SHORT EXERCISE: Identify, in the records below, every line where the string "остатков" appears, and copy each such line.

TASK INPUTS:
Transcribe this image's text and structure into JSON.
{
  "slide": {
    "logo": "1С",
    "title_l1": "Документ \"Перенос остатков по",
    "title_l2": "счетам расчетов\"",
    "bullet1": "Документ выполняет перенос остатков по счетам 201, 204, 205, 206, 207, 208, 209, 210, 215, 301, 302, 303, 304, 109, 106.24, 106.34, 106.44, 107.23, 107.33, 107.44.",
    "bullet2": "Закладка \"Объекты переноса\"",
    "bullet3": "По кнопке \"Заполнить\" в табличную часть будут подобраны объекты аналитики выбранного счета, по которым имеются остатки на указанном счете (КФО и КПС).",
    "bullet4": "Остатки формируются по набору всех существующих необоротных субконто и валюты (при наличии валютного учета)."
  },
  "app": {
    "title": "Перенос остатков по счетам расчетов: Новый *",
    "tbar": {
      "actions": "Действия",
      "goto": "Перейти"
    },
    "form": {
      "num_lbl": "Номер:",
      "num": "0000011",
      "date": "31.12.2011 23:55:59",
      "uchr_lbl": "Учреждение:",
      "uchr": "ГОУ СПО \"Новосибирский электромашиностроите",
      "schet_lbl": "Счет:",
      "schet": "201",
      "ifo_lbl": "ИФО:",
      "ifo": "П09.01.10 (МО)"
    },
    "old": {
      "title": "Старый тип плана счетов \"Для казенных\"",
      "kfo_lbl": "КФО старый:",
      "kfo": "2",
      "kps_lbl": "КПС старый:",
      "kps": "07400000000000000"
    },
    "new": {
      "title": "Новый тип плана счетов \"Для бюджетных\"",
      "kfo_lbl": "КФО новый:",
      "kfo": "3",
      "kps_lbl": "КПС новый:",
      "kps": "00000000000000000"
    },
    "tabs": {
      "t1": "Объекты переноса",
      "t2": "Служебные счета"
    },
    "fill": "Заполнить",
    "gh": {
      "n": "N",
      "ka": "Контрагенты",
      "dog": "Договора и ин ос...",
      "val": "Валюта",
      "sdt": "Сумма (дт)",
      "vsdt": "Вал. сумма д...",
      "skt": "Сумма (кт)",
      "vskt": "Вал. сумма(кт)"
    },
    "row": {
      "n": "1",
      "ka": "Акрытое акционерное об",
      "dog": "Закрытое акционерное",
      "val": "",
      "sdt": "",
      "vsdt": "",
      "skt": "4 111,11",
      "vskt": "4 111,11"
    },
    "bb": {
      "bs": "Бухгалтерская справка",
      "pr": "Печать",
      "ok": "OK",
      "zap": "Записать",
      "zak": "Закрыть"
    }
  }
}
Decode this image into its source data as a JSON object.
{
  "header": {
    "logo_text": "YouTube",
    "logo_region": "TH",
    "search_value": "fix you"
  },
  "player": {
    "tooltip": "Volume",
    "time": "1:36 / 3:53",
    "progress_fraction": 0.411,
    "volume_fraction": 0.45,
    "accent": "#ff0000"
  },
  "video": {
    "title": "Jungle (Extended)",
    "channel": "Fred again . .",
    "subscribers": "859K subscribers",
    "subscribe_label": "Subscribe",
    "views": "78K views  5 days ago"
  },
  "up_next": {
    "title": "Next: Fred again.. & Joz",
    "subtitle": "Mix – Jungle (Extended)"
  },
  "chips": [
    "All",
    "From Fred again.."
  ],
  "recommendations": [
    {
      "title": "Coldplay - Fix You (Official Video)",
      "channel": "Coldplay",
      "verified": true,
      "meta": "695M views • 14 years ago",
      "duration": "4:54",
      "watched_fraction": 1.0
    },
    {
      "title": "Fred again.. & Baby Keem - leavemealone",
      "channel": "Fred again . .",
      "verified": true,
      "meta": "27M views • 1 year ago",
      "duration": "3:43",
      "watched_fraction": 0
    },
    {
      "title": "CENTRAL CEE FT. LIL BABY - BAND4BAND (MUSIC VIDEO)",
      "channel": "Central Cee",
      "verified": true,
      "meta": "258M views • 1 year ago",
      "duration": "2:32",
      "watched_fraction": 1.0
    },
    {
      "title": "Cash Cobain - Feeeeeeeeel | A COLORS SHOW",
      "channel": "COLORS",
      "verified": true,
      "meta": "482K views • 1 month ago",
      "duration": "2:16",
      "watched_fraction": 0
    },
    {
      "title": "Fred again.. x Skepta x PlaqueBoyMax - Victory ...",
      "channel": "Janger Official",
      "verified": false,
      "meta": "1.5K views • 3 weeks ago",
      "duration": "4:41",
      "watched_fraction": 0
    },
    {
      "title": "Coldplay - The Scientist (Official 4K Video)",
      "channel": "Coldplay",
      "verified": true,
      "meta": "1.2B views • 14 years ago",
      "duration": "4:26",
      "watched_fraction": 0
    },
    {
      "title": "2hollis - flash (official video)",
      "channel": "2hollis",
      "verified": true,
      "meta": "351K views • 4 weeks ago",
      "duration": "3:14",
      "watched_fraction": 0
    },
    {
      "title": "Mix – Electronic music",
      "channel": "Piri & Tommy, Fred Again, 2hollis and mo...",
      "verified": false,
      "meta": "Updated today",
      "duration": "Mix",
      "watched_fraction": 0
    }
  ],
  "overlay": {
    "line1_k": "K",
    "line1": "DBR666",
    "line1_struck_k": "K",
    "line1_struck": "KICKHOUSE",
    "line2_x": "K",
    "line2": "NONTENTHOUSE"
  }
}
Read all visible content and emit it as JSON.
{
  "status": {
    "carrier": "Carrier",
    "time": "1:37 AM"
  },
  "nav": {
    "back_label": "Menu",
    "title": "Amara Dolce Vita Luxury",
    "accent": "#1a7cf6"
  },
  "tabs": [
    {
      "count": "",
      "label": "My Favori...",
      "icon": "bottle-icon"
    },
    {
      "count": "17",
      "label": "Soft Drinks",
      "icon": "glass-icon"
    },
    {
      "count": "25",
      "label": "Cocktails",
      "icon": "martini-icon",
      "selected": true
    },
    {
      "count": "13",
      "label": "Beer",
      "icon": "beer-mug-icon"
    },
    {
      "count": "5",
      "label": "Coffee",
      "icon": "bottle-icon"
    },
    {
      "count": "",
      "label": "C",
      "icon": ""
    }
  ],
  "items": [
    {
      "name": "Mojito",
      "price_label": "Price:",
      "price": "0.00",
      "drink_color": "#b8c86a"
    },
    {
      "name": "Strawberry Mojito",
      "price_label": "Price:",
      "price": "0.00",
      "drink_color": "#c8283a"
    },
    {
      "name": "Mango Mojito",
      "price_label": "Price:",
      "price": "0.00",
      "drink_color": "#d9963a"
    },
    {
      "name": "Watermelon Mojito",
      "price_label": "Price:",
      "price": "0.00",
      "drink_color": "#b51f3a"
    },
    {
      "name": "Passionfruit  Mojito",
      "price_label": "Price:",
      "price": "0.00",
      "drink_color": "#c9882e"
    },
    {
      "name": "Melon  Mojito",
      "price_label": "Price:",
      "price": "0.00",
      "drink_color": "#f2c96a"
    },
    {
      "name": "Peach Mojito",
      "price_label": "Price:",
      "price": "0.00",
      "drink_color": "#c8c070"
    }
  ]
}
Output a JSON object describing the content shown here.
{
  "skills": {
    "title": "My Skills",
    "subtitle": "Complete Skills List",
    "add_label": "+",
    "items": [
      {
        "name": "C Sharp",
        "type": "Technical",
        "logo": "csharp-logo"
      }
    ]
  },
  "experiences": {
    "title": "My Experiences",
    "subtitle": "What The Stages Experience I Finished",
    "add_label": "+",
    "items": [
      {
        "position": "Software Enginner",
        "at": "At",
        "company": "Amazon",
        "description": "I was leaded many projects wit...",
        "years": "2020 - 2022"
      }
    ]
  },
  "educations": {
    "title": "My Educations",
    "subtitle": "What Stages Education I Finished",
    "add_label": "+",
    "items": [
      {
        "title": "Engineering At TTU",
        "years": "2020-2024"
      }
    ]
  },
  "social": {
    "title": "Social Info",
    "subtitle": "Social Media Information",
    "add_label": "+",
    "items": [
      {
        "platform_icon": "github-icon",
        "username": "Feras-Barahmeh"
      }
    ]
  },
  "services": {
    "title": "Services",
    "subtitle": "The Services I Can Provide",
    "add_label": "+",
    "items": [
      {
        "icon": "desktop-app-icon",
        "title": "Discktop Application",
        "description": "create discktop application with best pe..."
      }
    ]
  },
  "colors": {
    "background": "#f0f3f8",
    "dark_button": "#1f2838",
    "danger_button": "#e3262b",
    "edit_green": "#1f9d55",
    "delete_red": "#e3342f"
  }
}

RESPONSE TO THE EXERCISE:
    "title_l1": "Документ \"Перенос остатков по",
    "bullet1": "Документ выполняет перенос остатков по счетам 201, 204, 205, 206, 207, 208, 209, 210, 215, 301, 302, 303, 304, 109, 106.24, 106.34, 106.44, 107.23, 107.33, 107.44.",
    "title": "Перенос остатков по счетам расчетов: Новый *",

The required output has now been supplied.